» What you should do: Each entry below should be written out exactly as it is, with no pictures.

[Stored data]
>>>>>

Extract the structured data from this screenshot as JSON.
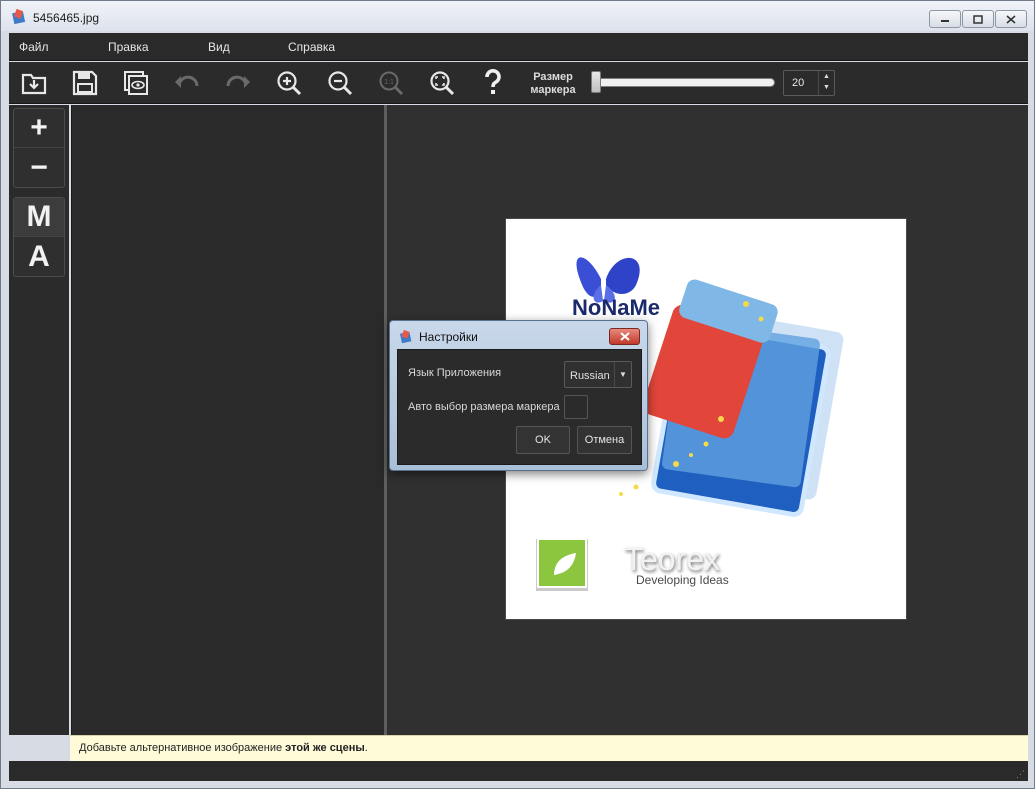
{
  "window": {
    "title": "5456465.jpg"
  },
  "menu": {
    "items": [
      "Файл",
      "Правка",
      "Вид",
      "Справка"
    ]
  },
  "toolbar": {
    "marker_size_label_line1": "Размер",
    "marker_size_label_line2": "маркера",
    "marker_size_value": "20",
    "slider_level": 0.0
  },
  "tools": {
    "add": "+",
    "remove": "−",
    "manual": "M",
    "auto": "A"
  },
  "preview": {
    "logo1_text": "NoNaMe",
    "logo2_name": "Teorex",
    "logo2_tagline": "Developing Ideas"
  },
  "status": {
    "text_prefix": "Добавьте альтернативное изображение ",
    "text_bold": "этой же сцены",
    "text_suffix": "."
  },
  "dialog": {
    "title": "Настройки",
    "language_label": "Язык Приложения",
    "language_value": "Russian",
    "auto_marker_label": "Авто выбор размера маркера",
    "ok_label": "OK",
    "cancel_label": "Отмена"
  },
  "colors": {
    "chrome_dark": "#2b2b2b",
    "canvas": "#303030",
    "status_bg": "#fffbd9",
    "dialog_frame": "#b7c9df"
  }
}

<<<<<

» Solution for this exercise:
Extract the structured data from this screenshot as JSON.
{
  "window": {
    "title": "5456465.jpg"
  },
  "menu": {
    "items": [
      "Файл",
      "Правка",
      "Вид",
      "Справка"
    ]
  },
  "toolbar": {
    "marker_size_label_line1": "Размер",
    "marker_size_label_line2": "маркера",
    "marker_size_value": "20",
    "slider_level": 0.0
  },
  "tools": {
    "add": "+",
    "remove": "−",
    "manual": "M",
    "auto": "A"
  },
  "preview": {
    "logo1_text": "NoNaMe",
    "logo2_name": "Teorex",
    "logo2_tagline": "Developing Ideas"
  },
  "status": {
    "text_prefix": "Добавьте альтернативное изображение ",
    "text_bold": "этой же сцены",
    "text_suffix": "."
  },
  "dialog": {
    "title": "Настройки",
    "language_label": "Язык Приложения",
    "language_value": "Russian",
    "auto_marker_label": "Авто выбор размера маркера",
    "ok_label": "OK",
    "cancel_label": "Отмена"
  },
  "colors": {
    "chrome_dark": "#2b2b2b",
    "canvas": "#303030",
    "status_bg": "#fffbd9",
    "dialog_frame": "#b7c9df"
  }
}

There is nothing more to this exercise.